- GOAL:
Copy out every line exactly as given.

[Start of THE INPUT]

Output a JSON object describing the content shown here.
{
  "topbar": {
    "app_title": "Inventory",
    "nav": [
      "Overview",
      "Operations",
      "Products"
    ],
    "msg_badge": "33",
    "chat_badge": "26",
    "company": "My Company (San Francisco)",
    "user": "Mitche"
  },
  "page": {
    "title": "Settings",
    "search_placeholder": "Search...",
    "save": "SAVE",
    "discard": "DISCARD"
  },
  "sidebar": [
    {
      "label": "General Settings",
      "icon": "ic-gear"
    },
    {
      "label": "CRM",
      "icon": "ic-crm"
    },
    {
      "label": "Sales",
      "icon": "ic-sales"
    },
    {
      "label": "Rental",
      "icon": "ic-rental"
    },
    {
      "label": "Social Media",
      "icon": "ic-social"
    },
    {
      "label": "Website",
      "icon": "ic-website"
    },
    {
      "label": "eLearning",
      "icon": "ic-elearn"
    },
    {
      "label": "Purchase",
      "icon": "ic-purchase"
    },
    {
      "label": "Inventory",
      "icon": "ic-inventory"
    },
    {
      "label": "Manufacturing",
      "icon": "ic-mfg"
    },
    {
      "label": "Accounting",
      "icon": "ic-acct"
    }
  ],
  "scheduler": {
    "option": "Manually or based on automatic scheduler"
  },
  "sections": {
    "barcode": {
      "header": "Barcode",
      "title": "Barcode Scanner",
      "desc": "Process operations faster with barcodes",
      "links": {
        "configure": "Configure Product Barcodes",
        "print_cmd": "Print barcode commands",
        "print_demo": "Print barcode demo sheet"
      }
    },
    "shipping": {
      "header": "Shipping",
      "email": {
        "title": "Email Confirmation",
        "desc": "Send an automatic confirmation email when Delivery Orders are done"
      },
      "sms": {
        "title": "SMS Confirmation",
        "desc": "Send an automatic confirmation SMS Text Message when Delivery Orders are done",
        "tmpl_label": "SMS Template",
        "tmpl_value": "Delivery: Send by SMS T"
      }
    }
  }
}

[End of THE INPUT]

- OUTPUT BELOW:
Output a JSON object describing the content shown here.
{
  "topbar": {
    "app_title": "Inventory",
    "nav": [
      "Overview",
      "Operations",
      "Products"
    ],
    "msg_badge": "33",
    "chat_badge": "26",
    "company": "My Company (San Francisco)",
    "user": "Mitche"
  },
  "page": {
    "title": "Settings",
    "search_placeholder": "Search...",
    "save": "SAVE",
    "discard": "DISCARD"
  },
  "sidebar": [
    {
      "label": "General Settings",
      "icon": "ic-gear"
    },
    {
      "label": "CRM",
      "icon": "ic-crm"
    },
    {
      "label": "Sales",
      "icon": "ic-sales"
    },
    {
      "label": "Rental",
      "icon": "ic-rental"
    },
    {
      "label": "Social Media",
      "icon": "ic-social"
    },
    {
      "label": "Website",
      "icon": "ic-website"
    },
    {
      "label": "eLearning",
      "icon": "ic-elearn"
    },
    {
      "label": "Purchase",
      "icon": "ic-purchase"
    },
    {
      "label": "Inventory",
      "icon": "ic-inventory"
    },
    {
      "label": "Manufacturing",
      "icon": "ic-mfg"
    },
    {
      "label": "Accounting",
      "icon": "ic-acct"
    }
  ],
  "scheduler": {
    "option": "Manually or based on automatic scheduler"
  },
  "sections": {
    "barcode": {
      "header": "Barcode",
      "title": "Barcode Scanner",
      "desc": "Process operations faster with barcodes",
      "links": {
        "configure": "Configure Product Barcodes",
        "print_cmd": "Print barcode commands",
        "print_demo": "Print barcode demo sheet"
      }
    },
    "shipping": {
      "header": "Shipping",
      "email": {
        "title": "Email Confirmation",
        "desc": "Send an automatic confirmation email when Delivery Orders are done"
      },
      "sms": {
        "title": "SMS Confirmation",
        "desc": "Send an automatic confirmation SMS Text Message when Delivery Orders are done",
        "tmpl_label": "SMS Template",
        "tmpl_value": "Delivery: Send by SMS T"
      }
    }
  }
}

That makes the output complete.